● Goal of the exercise
Write every entry out again exactly, please, and skip the pictures.

***** Items

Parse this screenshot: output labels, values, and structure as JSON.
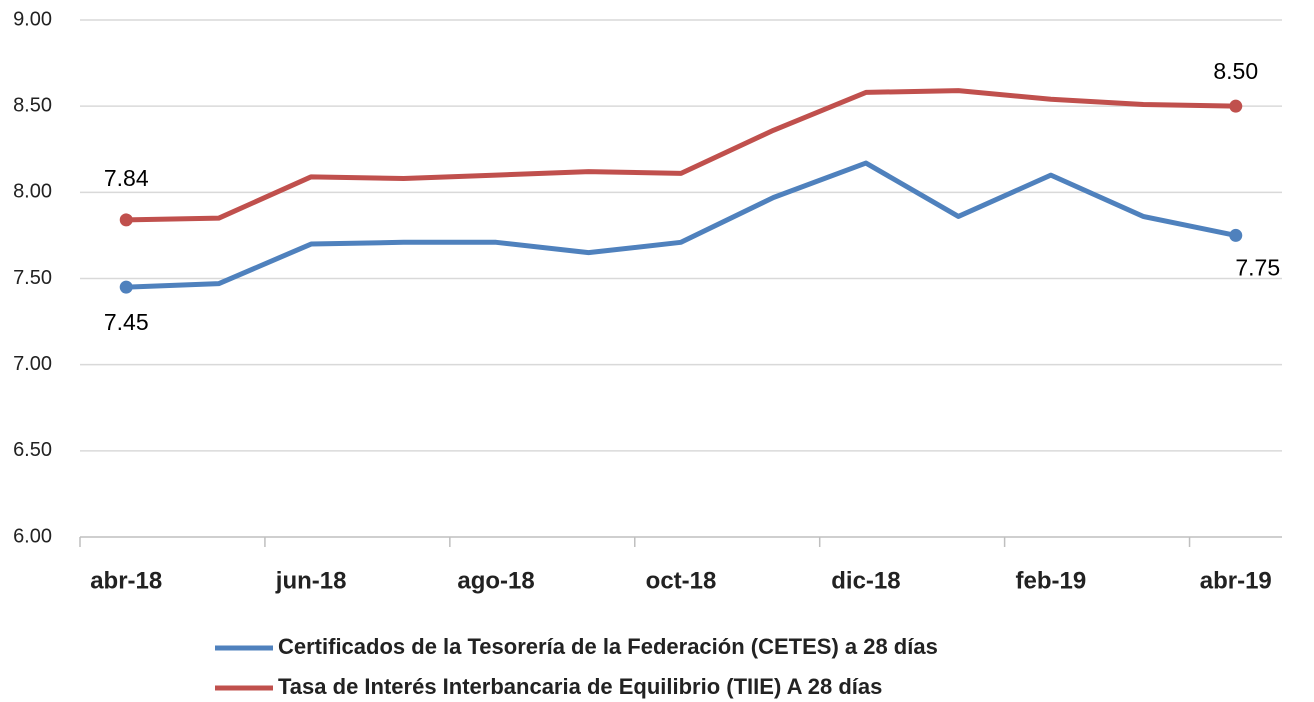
{
  "chart_data": {
    "type": "line",
    "categories": [
      "abr-18",
      null,
      "jun-18",
      null,
      "ago-18",
      null,
      "oct-18",
      null,
      "dic-18",
      null,
      "feb-19",
      null,
      "abr-19"
    ],
    "series": [
      {
        "name": "Certificados de la Tesorería de la Federación (CETES) a 28 días",
        "color": "#4f81bd",
        "values": [
          7.45,
          7.47,
          7.7,
          7.71,
          7.71,
          7.65,
          7.71,
          7.97,
          8.17,
          7.86,
          8.1,
          7.86,
          7.75
        ],
        "value_labels": [
          "7.45",
          null,
          null,
          null,
          null,
          null,
          null,
          null,
          null,
          null,
          null,
          null,
          "7.75"
        ]
      },
      {
        "name": "Tasa de Interés Interbancaria de Equilibrio (TIIE) A 28 días",
        "color": "#c0504d",
        "values": [
          7.84,
          7.85,
          8.09,
          8.08,
          8.1,
          8.12,
          8.11,
          8.36,
          8.58,
          8.59,
          8.54,
          8.51,
          8.5
        ],
        "value_labels": [
          "7.84",
          null,
          null,
          null,
          null,
          null,
          null,
          null,
          null,
          null,
          null,
          null,
          "8.50"
        ]
      }
    ],
    "ylim": [
      6,
      9
    ],
    "yticks": [
      {
        "value": 6,
        "label": "6.00"
      },
      {
        "value": 6.5,
        "label": "6.50"
      },
      {
        "value": 7,
        "label": "7.00"
      },
      {
        "value": 7.5,
        "label": "7.50"
      },
      {
        "value": 8,
        "label": "8.00"
      },
      {
        "value": 8.5,
        "label": "8.50"
      },
      {
        "value": 9,
        "label": "9.00"
      }
    ],
    "grid": true
  }
}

**********

● The result
Parse this screenshot: output labels, values, and structure as JSON.
{
  "chart_data": {
    "type": "line",
    "categories": [
      "abr-18",
      null,
      "jun-18",
      null,
      "ago-18",
      null,
      "oct-18",
      null,
      "dic-18",
      null,
      "feb-19",
      null,
      "abr-19"
    ],
    "series": [
      {
        "name": "Certificados de la Tesorería de la Federación (CETES) a 28 días",
        "color": "#4f81bd",
        "values": [
          7.45,
          7.47,
          7.7,
          7.71,
          7.71,
          7.65,
          7.71,
          7.97,
          8.17,
          7.86,
          8.1,
          7.86,
          7.75
        ],
        "value_labels": [
          "7.45",
          null,
          null,
          null,
          null,
          null,
          null,
          null,
          null,
          null,
          null,
          null,
          "7.75"
        ]
      },
      {
        "name": "Tasa de Interés Interbancaria de Equilibrio (TIIE) A 28 días",
        "color": "#c0504d",
        "values": [
          7.84,
          7.85,
          8.09,
          8.08,
          8.1,
          8.12,
          8.11,
          8.36,
          8.58,
          8.59,
          8.54,
          8.51,
          8.5
        ],
        "value_labels": [
          "7.84",
          null,
          null,
          null,
          null,
          null,
          null,
          null,
          null,
          null,
          null,
          null,
          "8.50"
        ]
      }
    ],
    "ylim": [
      6,
      9
    ],
    "yticks": [
      {
        "value": 6,
        "label": "6.00"
      },
      {
        "value": 6.5,
        "label": "6.50"
      },
      {
        "value": 7,
        "label": "7.00"
      },
      {
        "value": 7.5,
        "label": "7.50"
      },
      {
        "value": 8,
        "label": "8.00"
      },
      {
        "value": 8.5,
        "label": "8.50"
      },
      {
        "value": 9,
        "label": "9.00"
      }
    ],
    "grid": true
  }
}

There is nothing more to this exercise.